* _Brief_:
Go through the records and copy each line where the word "this" occurs.

:::::

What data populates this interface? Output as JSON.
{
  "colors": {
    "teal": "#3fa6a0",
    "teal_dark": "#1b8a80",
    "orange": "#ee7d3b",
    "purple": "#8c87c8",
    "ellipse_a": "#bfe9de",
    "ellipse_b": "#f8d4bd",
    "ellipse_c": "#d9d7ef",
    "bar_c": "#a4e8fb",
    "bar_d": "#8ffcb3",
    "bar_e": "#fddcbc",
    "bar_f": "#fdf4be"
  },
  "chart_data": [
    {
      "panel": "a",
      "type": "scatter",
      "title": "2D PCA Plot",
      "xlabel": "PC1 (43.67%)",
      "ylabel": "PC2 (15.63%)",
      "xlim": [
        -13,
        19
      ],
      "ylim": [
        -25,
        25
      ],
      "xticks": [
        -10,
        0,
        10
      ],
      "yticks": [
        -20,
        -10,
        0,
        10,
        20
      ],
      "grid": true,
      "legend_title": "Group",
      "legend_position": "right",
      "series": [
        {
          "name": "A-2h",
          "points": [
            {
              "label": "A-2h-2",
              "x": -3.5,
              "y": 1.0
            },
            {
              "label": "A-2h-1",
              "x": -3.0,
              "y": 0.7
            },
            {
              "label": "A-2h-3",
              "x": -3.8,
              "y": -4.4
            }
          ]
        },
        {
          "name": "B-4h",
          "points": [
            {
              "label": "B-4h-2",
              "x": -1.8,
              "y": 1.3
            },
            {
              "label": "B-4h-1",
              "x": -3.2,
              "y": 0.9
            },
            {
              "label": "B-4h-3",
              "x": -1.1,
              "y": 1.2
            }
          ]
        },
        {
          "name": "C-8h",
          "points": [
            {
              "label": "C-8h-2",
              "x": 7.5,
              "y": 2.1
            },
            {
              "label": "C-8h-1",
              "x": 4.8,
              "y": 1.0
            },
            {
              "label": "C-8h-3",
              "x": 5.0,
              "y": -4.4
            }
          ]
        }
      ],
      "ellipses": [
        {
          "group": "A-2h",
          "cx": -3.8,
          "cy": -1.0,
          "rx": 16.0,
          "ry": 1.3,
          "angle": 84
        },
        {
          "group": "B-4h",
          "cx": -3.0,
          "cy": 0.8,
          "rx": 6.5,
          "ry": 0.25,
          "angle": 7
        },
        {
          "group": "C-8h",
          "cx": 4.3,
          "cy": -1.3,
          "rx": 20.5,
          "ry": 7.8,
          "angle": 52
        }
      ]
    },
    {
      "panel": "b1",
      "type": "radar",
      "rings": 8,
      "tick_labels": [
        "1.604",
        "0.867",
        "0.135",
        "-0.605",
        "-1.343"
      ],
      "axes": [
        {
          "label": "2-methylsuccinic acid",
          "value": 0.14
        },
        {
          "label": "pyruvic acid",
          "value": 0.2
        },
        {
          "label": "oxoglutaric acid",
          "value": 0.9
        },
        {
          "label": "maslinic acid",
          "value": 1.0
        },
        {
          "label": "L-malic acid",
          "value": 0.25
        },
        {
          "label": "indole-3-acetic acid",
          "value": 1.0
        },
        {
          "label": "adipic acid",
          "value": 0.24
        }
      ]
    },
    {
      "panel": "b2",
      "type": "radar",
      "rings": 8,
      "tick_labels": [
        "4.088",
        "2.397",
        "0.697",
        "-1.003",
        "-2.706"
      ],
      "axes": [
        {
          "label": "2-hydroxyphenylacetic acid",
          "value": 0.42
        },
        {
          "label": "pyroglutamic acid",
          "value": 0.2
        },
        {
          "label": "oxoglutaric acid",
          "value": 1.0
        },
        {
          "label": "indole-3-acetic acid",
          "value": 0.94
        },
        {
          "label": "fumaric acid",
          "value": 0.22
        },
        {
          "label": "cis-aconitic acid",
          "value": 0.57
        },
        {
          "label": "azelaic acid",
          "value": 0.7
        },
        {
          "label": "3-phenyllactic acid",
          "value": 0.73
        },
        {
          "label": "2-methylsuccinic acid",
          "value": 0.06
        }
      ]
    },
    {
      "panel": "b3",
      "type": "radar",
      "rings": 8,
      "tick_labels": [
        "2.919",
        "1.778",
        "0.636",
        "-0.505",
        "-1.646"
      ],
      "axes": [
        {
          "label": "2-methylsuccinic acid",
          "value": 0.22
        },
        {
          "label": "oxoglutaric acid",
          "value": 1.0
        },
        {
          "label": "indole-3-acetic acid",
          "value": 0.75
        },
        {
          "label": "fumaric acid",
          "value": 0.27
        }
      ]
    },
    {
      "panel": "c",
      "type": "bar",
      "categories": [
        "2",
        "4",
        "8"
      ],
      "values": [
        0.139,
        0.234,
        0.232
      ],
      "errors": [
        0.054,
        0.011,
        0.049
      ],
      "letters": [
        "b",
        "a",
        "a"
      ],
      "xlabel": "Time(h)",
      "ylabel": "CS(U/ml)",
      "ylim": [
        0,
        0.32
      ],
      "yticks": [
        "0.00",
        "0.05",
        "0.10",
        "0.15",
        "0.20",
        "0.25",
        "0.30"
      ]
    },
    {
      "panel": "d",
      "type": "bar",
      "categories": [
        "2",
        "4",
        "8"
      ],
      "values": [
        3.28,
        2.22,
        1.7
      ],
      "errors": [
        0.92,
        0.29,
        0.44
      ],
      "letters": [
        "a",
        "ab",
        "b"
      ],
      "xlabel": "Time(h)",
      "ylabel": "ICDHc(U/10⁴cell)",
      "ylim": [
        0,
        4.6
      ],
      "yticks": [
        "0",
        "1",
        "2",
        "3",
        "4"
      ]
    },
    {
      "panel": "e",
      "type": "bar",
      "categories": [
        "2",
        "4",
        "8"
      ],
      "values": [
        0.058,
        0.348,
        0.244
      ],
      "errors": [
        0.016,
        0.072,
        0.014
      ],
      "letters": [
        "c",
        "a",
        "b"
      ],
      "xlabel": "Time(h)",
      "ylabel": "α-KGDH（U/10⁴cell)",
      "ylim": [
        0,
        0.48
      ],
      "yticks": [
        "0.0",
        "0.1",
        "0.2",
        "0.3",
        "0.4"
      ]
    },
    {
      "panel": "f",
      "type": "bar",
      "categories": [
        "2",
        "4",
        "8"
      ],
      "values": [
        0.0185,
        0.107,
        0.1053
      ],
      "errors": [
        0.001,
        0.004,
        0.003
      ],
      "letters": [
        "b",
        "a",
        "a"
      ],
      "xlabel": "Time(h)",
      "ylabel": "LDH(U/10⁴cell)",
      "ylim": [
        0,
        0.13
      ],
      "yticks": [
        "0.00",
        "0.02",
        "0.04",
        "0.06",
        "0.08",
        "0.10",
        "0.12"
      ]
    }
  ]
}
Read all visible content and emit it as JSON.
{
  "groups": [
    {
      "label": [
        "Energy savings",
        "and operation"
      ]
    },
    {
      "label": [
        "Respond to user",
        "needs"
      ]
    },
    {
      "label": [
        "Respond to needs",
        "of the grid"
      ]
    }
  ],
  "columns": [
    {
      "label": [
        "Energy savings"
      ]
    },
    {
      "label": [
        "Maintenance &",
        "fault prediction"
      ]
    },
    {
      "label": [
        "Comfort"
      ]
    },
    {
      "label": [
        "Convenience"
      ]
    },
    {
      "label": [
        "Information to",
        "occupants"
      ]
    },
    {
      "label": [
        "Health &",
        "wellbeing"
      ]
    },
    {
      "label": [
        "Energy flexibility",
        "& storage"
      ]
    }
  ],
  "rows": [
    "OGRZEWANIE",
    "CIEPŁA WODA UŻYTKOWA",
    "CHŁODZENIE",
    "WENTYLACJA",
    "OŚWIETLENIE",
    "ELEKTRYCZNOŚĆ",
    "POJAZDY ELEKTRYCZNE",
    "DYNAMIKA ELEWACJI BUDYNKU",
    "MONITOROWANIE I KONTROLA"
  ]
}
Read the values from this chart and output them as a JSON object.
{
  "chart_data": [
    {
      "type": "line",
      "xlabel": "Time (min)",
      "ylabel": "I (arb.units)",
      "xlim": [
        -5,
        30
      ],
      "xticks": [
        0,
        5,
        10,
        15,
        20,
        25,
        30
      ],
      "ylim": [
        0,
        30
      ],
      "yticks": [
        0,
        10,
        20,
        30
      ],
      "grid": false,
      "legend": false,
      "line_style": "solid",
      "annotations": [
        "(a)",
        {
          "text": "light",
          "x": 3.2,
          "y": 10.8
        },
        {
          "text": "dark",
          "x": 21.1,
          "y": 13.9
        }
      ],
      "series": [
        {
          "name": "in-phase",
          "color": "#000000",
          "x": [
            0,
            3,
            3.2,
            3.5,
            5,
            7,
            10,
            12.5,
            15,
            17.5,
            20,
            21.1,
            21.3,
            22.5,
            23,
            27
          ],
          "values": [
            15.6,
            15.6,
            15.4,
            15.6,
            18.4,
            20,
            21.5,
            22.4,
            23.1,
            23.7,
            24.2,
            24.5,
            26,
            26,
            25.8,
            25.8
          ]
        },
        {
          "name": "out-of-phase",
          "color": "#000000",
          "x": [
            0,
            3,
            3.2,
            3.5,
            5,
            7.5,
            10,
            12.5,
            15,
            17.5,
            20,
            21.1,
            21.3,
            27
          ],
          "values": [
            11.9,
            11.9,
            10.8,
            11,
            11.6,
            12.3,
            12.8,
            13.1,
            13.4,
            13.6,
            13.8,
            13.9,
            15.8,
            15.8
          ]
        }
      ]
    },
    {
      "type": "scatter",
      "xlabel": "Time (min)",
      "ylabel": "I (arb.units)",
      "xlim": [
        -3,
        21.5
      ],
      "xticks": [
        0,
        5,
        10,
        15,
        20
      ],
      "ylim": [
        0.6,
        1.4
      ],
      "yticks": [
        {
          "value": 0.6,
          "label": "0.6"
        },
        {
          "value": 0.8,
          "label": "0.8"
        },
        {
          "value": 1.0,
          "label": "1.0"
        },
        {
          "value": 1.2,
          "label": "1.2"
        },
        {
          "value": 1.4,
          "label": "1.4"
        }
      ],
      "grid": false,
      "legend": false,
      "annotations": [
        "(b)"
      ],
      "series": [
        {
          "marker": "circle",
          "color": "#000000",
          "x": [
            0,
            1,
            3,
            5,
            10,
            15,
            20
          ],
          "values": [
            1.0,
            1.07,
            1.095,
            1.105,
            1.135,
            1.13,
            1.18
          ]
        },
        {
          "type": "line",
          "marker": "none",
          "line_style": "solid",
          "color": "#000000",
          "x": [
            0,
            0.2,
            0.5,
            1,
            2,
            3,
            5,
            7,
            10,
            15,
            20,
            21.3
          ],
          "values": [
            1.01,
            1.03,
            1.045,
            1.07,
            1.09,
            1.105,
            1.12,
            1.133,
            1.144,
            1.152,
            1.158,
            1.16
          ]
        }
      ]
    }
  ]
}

:::::

* _Correct answer_:
What data populates this interface? Output as JSON.
Read the values from this chart and output them as a JSON object.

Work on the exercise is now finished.